» **READING TEXT**:

======

Mann pursued a career in the U.S. Air Force after the war and then entered the civil service. He retired from the military as a lieutenant colonel in 1972. He completed his bachelor's degree utilizing the G.I. Bill and later obtained a master's degree as well.

Hiram and Kitty Mann retired to Titusville, Florida, in 1974. Mann spoke extensively on his experience as a member of the Tuskegee Airmen. He often spoke at college campuses and school advocating for education and perseverance. In 2005, he attended the unveiling of a bust of Charles P. Bailey, a fellow Tuskegee Airman, which was placed on display at the DeLand Naval Air Station Museum in Deland, Florida. In 2013, he was one of four Tuskegee veterans who rode in a Model A Ford in Orlando, Florida's, Veterans Day Parade.

======

» **Extracted entries**:
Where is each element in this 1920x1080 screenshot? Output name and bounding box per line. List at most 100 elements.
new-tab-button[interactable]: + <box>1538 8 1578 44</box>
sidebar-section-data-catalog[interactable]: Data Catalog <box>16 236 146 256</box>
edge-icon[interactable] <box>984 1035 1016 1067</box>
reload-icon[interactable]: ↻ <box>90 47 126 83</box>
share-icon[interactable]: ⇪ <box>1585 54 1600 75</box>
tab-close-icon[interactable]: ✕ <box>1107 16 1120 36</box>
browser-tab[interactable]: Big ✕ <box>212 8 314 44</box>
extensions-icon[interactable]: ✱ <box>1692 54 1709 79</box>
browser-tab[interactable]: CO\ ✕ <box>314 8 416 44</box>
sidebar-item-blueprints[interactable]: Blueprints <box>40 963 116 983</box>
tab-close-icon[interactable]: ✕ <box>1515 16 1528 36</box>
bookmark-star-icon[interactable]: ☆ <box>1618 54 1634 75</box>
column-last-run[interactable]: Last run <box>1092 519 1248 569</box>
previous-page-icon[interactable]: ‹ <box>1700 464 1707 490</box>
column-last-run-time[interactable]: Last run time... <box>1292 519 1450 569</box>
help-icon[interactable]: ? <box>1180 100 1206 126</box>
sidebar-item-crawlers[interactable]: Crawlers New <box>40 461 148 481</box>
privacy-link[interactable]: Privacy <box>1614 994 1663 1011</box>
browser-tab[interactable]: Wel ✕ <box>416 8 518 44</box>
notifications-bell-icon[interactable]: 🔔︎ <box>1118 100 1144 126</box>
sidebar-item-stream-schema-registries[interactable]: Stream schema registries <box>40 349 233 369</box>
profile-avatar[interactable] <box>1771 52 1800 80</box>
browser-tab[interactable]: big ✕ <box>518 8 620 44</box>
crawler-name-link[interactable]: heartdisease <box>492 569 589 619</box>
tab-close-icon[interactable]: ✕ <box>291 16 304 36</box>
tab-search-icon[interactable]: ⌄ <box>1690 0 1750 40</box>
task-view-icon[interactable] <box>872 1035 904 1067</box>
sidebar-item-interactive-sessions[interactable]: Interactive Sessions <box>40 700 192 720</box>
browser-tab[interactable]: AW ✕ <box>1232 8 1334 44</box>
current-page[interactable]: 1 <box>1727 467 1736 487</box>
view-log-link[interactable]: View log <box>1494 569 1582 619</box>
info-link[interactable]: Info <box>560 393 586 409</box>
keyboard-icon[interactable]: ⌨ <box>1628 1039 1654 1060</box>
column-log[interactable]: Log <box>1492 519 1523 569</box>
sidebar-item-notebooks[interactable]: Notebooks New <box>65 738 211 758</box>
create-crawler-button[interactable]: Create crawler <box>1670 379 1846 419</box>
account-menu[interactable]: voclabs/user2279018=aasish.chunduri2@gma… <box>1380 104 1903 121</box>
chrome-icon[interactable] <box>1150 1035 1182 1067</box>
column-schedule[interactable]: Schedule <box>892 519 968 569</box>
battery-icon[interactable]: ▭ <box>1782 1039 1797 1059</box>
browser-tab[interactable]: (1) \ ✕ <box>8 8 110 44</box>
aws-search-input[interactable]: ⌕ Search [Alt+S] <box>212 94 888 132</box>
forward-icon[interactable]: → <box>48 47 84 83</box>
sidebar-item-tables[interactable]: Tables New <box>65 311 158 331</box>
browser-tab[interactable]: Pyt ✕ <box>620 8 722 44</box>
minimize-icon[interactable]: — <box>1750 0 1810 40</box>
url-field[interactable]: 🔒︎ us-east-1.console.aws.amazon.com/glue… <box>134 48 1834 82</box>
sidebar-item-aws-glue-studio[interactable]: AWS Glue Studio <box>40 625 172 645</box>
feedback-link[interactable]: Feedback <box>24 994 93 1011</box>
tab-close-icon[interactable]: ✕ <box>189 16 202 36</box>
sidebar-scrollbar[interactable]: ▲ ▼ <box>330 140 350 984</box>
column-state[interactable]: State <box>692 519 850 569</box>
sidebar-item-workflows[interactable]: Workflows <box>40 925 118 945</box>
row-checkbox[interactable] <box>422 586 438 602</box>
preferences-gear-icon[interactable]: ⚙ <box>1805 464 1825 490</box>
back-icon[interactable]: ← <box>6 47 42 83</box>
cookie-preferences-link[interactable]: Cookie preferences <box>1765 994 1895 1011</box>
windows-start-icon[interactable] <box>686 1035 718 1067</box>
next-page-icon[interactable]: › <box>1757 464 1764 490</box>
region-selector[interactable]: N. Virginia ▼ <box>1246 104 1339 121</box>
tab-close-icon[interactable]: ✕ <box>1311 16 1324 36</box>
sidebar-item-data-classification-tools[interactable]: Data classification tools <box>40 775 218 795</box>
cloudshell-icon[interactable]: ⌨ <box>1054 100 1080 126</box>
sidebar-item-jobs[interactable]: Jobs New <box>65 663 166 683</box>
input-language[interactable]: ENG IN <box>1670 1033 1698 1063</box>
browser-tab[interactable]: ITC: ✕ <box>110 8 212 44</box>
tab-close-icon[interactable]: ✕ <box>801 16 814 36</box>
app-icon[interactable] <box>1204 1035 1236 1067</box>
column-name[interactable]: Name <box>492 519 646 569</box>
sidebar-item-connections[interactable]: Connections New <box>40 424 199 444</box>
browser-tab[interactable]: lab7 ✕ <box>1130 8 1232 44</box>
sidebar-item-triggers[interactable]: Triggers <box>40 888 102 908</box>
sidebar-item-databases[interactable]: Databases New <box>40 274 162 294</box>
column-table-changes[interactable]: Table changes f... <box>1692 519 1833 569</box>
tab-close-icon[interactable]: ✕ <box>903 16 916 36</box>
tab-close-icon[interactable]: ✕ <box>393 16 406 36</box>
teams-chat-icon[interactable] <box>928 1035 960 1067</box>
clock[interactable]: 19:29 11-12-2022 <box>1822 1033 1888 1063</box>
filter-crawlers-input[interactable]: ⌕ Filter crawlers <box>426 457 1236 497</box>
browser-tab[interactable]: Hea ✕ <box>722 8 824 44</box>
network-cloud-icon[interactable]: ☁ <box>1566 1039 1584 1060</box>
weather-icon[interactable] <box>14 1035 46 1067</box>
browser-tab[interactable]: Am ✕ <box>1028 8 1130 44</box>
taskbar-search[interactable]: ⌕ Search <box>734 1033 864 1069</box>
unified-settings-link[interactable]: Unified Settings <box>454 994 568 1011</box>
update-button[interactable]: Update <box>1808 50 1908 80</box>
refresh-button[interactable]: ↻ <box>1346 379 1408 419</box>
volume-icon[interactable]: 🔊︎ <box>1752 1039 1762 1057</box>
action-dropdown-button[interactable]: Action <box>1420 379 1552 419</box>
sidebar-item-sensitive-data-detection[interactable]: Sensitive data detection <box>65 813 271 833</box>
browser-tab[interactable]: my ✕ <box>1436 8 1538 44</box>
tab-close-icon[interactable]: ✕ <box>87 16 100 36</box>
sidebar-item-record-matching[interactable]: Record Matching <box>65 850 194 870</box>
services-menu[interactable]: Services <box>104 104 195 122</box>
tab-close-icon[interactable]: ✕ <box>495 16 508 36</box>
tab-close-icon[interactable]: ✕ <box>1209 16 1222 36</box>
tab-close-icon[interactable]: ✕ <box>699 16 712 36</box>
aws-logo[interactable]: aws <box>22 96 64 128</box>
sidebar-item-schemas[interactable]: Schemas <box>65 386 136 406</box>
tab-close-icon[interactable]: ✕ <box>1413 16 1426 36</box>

======

Continue the biographical passage about Hiram Mann, picking up after its final sentence. These entries were taken from a different source.

Mann was one of just six Tuskegee Airmen to attend the dedication of the Tuskegee Airmen monument at the Orlando Science Center in 2013. The Orlando monument is the first in the nation dedicated to the Tuskegee Airmen. An inscription on the plaque reads, "Their example inspires future generations to reach to the skies and to realize that all things are possible."

Hiram Mann died at a hospice in Titusville, Florida, on May 17, 2014, at the age of 92. His wife of 71 1/2 years, Kathadaza "Kitty" Mann, died March 2, 2012. He was survived by his son, Gene Mann, and three grandchildren.